*Your goal:*
In this exercise, return the whole listing exactly, excluding any images.

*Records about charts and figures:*

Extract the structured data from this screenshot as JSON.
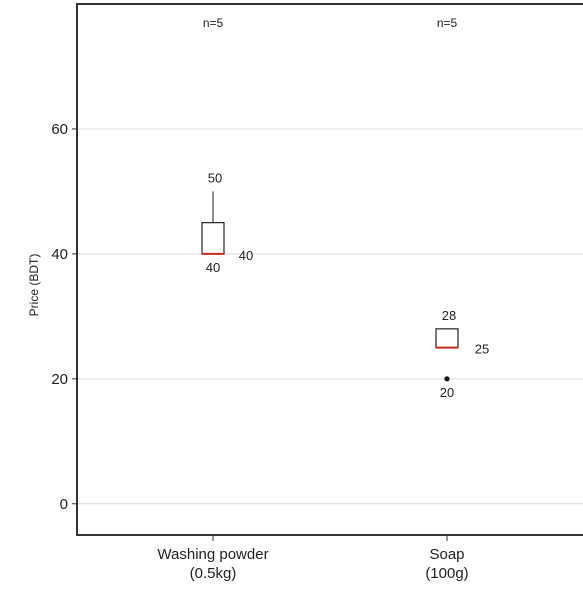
{
  "chart_data": {
    "type": "boxplot",
    "ylabel": "Price (BDT)",
    "xlabel": "",
    "ylim": [
      -5,
      80
    ],
    "yticks": [
      0,
      20,
      40,
      60
    ],
    "grid": true,
    "categories": [
      {
        "label_line1": "Washing powder",
        "label_line2": "(0.5kg)",
        "n_label": "n=5",
        "q1": 40,
        "median": 40,
        "q3": 45,
        "whisker_low": 40,
        "whisker_high": 50,
        "outliers": [],
        "label_max": "50",
        "label_median": "40",
        "label_min": "40"
      },
      {
        "label_line1": "Soap",
        "label_line2": "(100g)",
        "n_label": "n=5",
        "q1": 25,
        "median": 25,
        "q3": 28,
        "whisker_low": 25,
        "whisker_high": 28,
        "outliers": [
          20
        ],
        "label_max": "28",
        "label_median": "25",
        "label_min": "20"
      }
    ],
    "colors": {
      "median": "#cc2a1e",
      "box": "#222222",
      "grid": "#d9d9d9",
      "panel": "#333333"
    }
  }
}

*Answer for the task:*
Extract the structured data from this screenshot as JSON.
{
  "chart_data": {
    "type": "boxplot",
    "ylabel": "Price (BDT)",
    "xlabel": "",
    "ylim": [
      -5,
      80
    ],
    "yticks": [
      0,
      20,
      40,
      60
    ],
    "grid": true,
    "categories": [
      {
        "label_line1": "Washing powder",
        "label_line2": "(0.5kg)",
        "n_label": "n=5",
        "q1": 40,
        "median": 40,
        "q3": 45,
        "whisker_low": 40,
        "whisker_high": 50,
        "outliers": [],
        "label_max": "50",
        "label_median": "40",
        "label_min": "40"
      },
      {
        "label_line1": "Soap",
        "label_line2": "(100g)",
        "n_label": "n=5",
        "q1": 25,
        "median": 25,
        "q3": 28,
        "whisker_low": 25,
        "whisker_high": 28,
        "outliers": [
          20
        ],
        "label_max": "28",
        "label_median": "25",
        "label_min": "20"
      }
    ],
    "colors": {
      "median": "#cc2a1e",
      "box": "#222222",
      "grid": "#d9d9d9",
      "panel": "#333333"
    }
  }
}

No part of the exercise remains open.